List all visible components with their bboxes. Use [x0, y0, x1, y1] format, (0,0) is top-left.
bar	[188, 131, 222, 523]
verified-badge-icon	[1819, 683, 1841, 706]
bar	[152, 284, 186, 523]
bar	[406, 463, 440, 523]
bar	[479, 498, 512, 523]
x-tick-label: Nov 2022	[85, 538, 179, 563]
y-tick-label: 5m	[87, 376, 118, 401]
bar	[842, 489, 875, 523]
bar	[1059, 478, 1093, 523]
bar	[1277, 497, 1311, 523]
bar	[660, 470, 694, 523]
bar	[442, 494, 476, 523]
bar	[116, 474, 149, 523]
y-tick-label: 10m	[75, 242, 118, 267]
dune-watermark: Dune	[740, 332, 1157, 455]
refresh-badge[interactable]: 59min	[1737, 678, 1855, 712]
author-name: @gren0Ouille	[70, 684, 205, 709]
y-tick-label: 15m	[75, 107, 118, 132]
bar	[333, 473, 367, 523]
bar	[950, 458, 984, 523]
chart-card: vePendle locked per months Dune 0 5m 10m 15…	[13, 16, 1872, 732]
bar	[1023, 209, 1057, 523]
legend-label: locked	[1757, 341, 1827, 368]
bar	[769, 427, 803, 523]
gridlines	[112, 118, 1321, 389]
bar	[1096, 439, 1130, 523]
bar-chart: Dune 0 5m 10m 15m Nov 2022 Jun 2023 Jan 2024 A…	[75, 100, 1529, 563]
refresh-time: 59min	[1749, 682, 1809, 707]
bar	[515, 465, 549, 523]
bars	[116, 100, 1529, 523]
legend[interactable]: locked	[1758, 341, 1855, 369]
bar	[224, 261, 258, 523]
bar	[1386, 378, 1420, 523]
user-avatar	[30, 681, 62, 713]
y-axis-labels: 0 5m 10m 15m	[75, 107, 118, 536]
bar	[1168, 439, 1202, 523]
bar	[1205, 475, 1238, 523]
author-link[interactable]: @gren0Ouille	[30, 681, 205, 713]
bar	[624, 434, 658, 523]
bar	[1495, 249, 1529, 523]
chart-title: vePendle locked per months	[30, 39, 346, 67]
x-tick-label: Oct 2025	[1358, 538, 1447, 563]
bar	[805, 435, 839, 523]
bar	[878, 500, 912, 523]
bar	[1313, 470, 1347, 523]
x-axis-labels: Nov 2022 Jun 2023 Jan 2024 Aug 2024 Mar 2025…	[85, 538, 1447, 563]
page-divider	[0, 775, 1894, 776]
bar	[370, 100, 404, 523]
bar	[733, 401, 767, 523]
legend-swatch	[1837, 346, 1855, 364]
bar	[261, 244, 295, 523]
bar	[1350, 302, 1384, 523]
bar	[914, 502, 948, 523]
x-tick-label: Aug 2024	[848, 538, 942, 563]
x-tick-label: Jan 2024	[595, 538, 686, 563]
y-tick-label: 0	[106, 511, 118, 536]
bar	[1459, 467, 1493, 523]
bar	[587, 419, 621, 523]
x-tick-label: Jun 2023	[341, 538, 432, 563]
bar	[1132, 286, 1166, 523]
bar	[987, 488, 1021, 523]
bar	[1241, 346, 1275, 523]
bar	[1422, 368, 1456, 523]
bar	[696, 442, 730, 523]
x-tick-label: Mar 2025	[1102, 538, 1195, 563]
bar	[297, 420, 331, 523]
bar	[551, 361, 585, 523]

* * * * * * *

(TO DO):
Rewrite the material from its first line through the line containing "209, 1057, 523]" as a numbered list, leaving out any blank lines.

(WRITTEN ANSWER):
1. List all visible components with their bboxes. Use [x0, y0, x1, y1] format, (0,0) is top-left.
2. bar	[188, 131, 222, 523]
3. verified-badge-icon	[1819, 683, 1841, 706]
4. bar	[152, 284, 186, 523]
5. bar	[406, 463, 440, 523]
6. bar	[479, 498, 512, 523]
7. x-tick-label: Nov 2022	[85, 538, 179, 563]
8. y-tick-label: 5m	[87, 376, 118, 401]
9. bar	[842, 489, 875, 523]
10. bar	[1059, 478, 1093, 523]
11. bar	[1277, 497, 1311, 523]
12. bar	[660, 470, 694, 523]
13. bar	[442, 494, 476, 523]
14. bar	[116, 474, 149, 523]
15. y-tick-label: 10m	[75, 242, 118, 267]
16. dune-watermark: Dune	[740, 332, 1157, 455]
17. refresh-badge[interactable]: 59min	[1737, 678, 1855, 712]
18. author-name: @gren0Ouille	[70, 684, 205, 709]
19. y-tick-label: 15m	[75, 107, 118, 132]
20. bar	[333, 473, 367, 523]
21. bar	[950, 458, 984, 523]
22. chart-card: vePendle locked per months Dune 0 5m 10m 15…	[13, 16, 1872, 732]
23. bar	[1023, 209, 1057, 523]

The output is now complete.